**Entries provided**
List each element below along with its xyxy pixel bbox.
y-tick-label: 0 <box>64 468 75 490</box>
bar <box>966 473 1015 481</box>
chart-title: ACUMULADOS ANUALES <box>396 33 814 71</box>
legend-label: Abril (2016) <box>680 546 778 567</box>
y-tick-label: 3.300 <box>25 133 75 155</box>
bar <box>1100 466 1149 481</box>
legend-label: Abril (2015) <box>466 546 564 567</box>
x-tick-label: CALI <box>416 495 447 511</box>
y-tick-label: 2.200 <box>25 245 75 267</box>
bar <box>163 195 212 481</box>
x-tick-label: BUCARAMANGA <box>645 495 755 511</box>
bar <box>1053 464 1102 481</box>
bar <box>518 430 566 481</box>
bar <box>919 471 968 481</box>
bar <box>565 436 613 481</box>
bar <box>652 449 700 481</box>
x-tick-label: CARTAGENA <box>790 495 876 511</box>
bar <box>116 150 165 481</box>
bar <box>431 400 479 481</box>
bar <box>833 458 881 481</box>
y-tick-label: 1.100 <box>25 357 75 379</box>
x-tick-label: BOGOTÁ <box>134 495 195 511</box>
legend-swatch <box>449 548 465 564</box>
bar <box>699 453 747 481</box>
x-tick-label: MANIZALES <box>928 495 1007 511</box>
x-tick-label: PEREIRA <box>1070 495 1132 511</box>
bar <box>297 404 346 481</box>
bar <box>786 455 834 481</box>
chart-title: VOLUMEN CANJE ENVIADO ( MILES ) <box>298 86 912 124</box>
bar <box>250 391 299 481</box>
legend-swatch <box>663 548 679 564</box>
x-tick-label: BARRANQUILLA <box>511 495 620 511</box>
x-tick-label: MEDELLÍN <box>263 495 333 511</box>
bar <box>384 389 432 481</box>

**Your goal**
Please reproduce the data above line for line without any changes.

**Answer to the problem**
List each element below along with its xyxy pixel bbox.
y-tick-label: 0 <box>64 468 75 490</box>
bar <box>966 473 1015 481</box>
chart-title: ACUMULADOS ANUALES <box>396 33 814 71</box>
legend-label: Abril (2016) <box>680 546 778 567</box>
y-tick-label: 3.300 <box>25 133 75 155</box>
bar <box>1100 466 1149 481</box>
legend-label: Abril (2015) <box>466 546 564 567</box>
x-tick-label: CALI <box>416 495 447 511</box>
y-tick-label: 2.200 <box>25 245 75 267</box>
bar <box>163 195 212 481</box>
x-tick-label: BUCARAMANGA <box>645 495 755 511</box>
bar <box>1053 464 1102 481</box>
bar <box>518 430 566 481</box>
bar <box>919 471 968 481</box>
bar <box>565 436 613 481</box>
bar <box>652 449 700 481</box>
x-tick-label: CARTAGENA <box>790 495 876 511</box>
bar <box>116 150 165 481</box>
bar <box>431 400 479 481</box>
bar <box>833 458 881 481</box>
y-tick-label: 1.100 <box>25 357 75 379</box>
x-tick-label: BOGOTÁ <box>134 495 195 511</box>
legend-swatch <box>449 548 465 564</box>
bar <box>699 453 747 481</box>
x-tick-label: MANIZALES <box>928 495 1007 511</box>
x-tick-label: PEREIRA <box>1070 495 1132 511</box>
bar <box>297 404 346 481</box>
bar <box>786 455 834 481</box>
chart-title: VOLUMEN CANJE ENVIADO ( MILES ) <box>298 86 912 124</box>
bar <box>250 391 299 481</box>
legend-swatch <box>663 548 679 564</box>
x-tick-label: BARRANQUILLA <box>511 495 620 511</box>
x-tick-label: MEDELLÍN <box>263 495 333 511</box>
bar <box>384 389 432 481</box>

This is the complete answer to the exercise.